[START OF Data shown]
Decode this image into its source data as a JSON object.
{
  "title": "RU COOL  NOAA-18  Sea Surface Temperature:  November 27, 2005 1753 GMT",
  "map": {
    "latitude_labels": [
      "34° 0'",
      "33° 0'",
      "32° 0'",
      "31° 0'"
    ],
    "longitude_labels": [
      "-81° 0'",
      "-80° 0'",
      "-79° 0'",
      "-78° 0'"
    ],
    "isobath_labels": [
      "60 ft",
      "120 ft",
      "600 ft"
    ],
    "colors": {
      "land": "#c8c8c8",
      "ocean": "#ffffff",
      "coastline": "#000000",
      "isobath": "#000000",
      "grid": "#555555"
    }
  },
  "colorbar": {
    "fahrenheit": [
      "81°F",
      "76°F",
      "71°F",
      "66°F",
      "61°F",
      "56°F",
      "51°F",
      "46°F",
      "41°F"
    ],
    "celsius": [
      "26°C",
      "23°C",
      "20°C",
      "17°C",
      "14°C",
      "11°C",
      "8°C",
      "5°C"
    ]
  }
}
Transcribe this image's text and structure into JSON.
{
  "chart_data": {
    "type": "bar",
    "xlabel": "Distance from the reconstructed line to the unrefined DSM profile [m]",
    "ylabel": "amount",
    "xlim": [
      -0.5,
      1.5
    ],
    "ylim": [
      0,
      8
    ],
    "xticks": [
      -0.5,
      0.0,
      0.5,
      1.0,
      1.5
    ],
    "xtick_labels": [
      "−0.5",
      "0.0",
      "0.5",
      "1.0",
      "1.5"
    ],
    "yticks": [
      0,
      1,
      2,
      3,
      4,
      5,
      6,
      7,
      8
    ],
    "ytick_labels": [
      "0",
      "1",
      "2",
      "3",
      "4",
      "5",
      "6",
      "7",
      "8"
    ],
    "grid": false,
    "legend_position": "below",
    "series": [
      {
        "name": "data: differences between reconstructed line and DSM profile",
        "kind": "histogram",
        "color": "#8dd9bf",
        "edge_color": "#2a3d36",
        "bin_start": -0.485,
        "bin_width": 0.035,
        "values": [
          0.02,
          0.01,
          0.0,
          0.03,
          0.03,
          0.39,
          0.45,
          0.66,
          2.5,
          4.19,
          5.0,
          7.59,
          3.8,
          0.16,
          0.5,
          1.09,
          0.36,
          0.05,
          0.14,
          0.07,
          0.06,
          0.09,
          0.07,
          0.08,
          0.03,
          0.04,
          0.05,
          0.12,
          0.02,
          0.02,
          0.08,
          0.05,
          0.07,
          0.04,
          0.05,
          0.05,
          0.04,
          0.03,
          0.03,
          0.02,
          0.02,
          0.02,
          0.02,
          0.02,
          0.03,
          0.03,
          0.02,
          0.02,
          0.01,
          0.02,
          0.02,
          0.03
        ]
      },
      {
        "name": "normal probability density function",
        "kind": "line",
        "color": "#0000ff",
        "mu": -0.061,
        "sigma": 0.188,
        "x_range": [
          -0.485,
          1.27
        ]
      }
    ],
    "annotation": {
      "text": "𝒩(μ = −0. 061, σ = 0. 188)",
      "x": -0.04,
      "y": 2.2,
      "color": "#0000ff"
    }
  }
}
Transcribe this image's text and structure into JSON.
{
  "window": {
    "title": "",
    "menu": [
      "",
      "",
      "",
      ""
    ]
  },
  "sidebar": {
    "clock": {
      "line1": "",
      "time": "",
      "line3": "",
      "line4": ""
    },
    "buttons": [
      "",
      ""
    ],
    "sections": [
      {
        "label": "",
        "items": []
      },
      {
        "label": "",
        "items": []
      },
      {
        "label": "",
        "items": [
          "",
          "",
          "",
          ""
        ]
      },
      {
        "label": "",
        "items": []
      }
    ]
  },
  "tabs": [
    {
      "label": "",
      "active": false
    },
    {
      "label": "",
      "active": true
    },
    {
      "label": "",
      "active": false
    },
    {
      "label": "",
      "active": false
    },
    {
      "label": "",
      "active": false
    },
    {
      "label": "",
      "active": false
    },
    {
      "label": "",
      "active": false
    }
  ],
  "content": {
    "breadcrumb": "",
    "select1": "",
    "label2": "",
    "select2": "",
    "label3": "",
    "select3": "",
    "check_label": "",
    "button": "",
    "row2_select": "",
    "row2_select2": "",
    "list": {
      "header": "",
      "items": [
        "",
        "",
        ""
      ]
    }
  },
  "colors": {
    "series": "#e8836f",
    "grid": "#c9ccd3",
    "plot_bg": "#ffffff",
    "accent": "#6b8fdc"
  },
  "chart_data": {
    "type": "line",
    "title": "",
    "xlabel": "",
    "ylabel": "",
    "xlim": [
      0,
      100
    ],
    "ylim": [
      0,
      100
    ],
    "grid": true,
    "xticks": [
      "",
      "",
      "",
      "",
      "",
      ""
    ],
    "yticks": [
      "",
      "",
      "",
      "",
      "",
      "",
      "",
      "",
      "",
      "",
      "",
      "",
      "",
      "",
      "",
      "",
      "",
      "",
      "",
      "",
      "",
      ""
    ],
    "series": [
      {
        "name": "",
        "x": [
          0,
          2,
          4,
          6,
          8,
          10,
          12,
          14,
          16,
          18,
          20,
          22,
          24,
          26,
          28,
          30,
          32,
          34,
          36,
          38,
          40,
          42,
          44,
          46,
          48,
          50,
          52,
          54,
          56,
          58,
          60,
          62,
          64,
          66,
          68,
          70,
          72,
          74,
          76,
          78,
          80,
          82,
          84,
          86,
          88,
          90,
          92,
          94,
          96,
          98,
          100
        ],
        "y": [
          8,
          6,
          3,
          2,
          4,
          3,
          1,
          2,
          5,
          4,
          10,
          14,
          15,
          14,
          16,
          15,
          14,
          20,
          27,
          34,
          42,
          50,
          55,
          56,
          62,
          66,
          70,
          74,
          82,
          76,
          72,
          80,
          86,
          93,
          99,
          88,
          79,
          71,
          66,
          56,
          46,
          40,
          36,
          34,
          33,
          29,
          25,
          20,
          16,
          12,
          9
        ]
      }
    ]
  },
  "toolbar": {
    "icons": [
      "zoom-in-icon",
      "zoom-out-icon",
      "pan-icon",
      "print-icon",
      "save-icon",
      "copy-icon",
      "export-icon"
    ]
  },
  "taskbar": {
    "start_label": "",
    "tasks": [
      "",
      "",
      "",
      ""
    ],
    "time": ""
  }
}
[END OF Data shown]
■ **Task instructions**
Copy every line verbatim.

■ **Task result**
Decode this image into its source data as a JSON object.
{
  "title": "RU COOL  NOAA-18  Sea Surface Temperature:  November 27, 2005 1753 GMT",
  "map": {
    "latitude_labels": [
      "34° 0'",
      "33° 0'",
      "32° 0'",
      "31° 0'"
    ],
    "longitude_labels": [
      "-81° 0'",
      "-80° 0'",
      "-79° 0'",
      "-78° 0'"
    ],
    "isobath_labels": [
      "60 ft",
      "120 ft",
      "600 ft"
    ],
    "colors": {
      "land": "#c8c8c8",
      "ocean": "#ffffff",
      "coastline": "#000000",
      "isobath": "#000000",
      "grid": "#555555"
    }
  },
  "colorbar": {
    "fahrenheit": [
      "81°F",
      "76°F",
      "71°F",
      "66°F",
      "61°F",
      "56°F",
      "51°F",
      "46°F",
      "41°F"
    ],
    "celsius": [
      "26°C",
      "23°C",
      "20°C",
      "17°C",
      "14°C",
      "11°C",
      "8°C",
      "5°C"
    ]
  }
}
Transcribe this image's text and structure into JSON.
{
  "chart_data": {
    "type": "bar",
    "xlabel": "Distance from the reconstructed line to the unrefined DSM profile [m]",
    "ylabel": "amount",
    "xlim": [
      -0.5,
      1.5
    ],
    "ylim": [
      0,
      8
    ],
    "xticks": [
      -0.5,
      0.0,
      0.5,
      1.0,
      1.5
    ],
    "xtick_labels": [
      "−0.5",
      "0.0",
      "0.5",
      "1.0",
      "1.5"
    ],
    "yticks": [
      0,
      1,
      2,
      3,
      4,
      5,
      6,
      7,
      8
    ],
    "ytick_labels": [
      "0",
      "1",
      "2",
      "3",
      "4",
      "5",
      "6",
      "7",
      "8"
    ],
    "grid": false,
    "legend_position": "below",
    "series": [
      {
        "name": "data: differences between reconstructed line and DSM profile",
        "kind": "histogram",
        "color": "#8dd9bf",
        "edge_color": "#2a3d36",
        "bin_start": -0.485,
        "bin_width": 0.035,
        "values": [
          0.02,
          0.01,
          0.0,
          0.03,
          0.03,
          0.39,
          0.45,
          0.66,
          2.5,
          4.19,
          5.0,
          7.59,
          3.8,
          0.16,
          0.5,
          1.09,
          0.36,
          0.05,
          0.14,
          0.07,
          0.06,
          0.09,
          0.07,
          0.08,
          0.03,
          0.04,
          0.05,
          0.12,
          0.02,
          0.02,
          0.08,
          0.05,
          0.07,
          0.04,
          0.05,
          0.05,
          0.04,
          0.03,
          0.03,
          0.02,
          0.02,
          0.02,
          0.02,
          0.02,
          0.03,
          0.03,
          0.02,
          0.02,
          0.01,
          0.02,
          0.02,
          0.03
        ]
      },
      {
        "name": "normal probability density function",
        "kind": "line",
        "color": "#0000ff",
        "mu": -0.061,
        "sigma": 0.188,
        "x_range": [
          -0.485,
          1.27
        ]
      }
    ],
    "annotation": {
      "text": "𝒩(μ = −0. 061, σ = 0. 188)",
      "x": -0.04,
      "y": 2.2,
      "color": "#0000ff"
    }
  }
}
Transcribe this image's text and structure into JSON.
{
  "window": {
    "title": "",
    "menu": [
      "",
      "",
      "",
      ""
    ]
  },
  "sidebar": {
    "clock": {
      "line1": "",
      "time": "",
      "line3": "",
      "line4": ""
    },
    "buttons": [
      "",
      ""
    ],
    "sections": [
      {
        "label": "",
        "items": []
      },
      {
        "label": "",
        "items": []
      },
      {
        "label": "",
        "items": [
          "",
          "",
          "",
          ""
        ]
      },
      {
        "label": "",
        "items": []
      }
    ]
  },
  "tabs": [
    {
      "label": "",
      "active": false
    },
    {
      "label": "",
      "active": true
    },
    {
      "label": "",
      "active": false
    },
    {
      "label": "",
      "active": false
    },
    {
      "label": "",
      "active": false
    },
    {
      "label": "",
      "active": false
    },
    {
      "label": "",
      "active": false
    }
  ],
  "content": {
    "breadcrumb": "",
    "select1": "",
    "label2": "",
    "select2": "",
    "label3": "",
    "select3": "",
    "check_label": "",
    "button": "",
    "row2_select": "",
    "row2_select2": "",
    "list": {
      "header": "",
      "items": [
        "",
        "",
        ""
      ]
    }
  },
  "colors": {
    "series": "#e8836f",
    "grid": "#c9ccd3",
    "plot_bg": "#ffffff",
    "accent": "#6b8fdc"
  },
  "chart_data": {
    "type": "line",
    "title": "",
    "xlabel": "",
    "ylabel": "",
    "xlim": [
      0,
      100
    ],
    "ylim": [
      0,
      100
    ],
    "grid": true,
    "xticks": [
      "",
      "",
      "",
      "",
      "",
      ""
    ],
    "yticks": [
      "",
      "",
      "",
      "",
      "",
      "",
      "",
      "",
      "",
      "",
      "",
      "",
      "",
      "",
      "",
      "",
      "",
      "",
      "",
      "",
      "",
      ""
    ],
    "series": [
      {
        "name": "",
        "x": [
          0,
          2,
          4,
          6,
          8,
          10,
          12,
          14,
          16,
          18,
          20,
          22,
          24,
          26,
          28,
          30,
          32,
          34,
          36,
          38,
          40,
          42,
          44,
          46,
          48,
          50,
          52,
          54,
          56,
          58,
          60,
          62,
          64,
          66,
          68,
          70,
          72,
          74,
          76,
          78,
          80,
          82,
          84,
          86,
          88,
          90,
          92,
          94,
          96,
          98,
          100
        ],
        "y": [
          8,
          6,
          3,
          2,
          4,
          3,
          1,
          2,
          5,
          4,
          10,
          14,
          15,
          14,
          16,
          15,
          14,
          20,
          27,
          34,
          42,
          50,
          55,
          56,
          62,
          66,
          70,
          74,
          82,
          76,
          72,
          80,
          86,
          93,
          99,
          88,
          79,
          71,
          66,
          56,
          46,
          40,
          36,
          34,
          33,
          29,
          25,
          20,
          16,
          12,
          9
        ]
      }
    ]
  },
  "toolbar": {
    "icons": [
      "zoom-in-icon",
      "zoom-out-icon",
      "pan-icon",
      "print-icon",
      "save-icon",
      "copy-icon",
      "export-icon"
    ]
  },
  "taskbar": {
    "start_label": "",
    "tasks": [
      "",
      "",
      "",
      ""
    ],
    "time": ""
  }
}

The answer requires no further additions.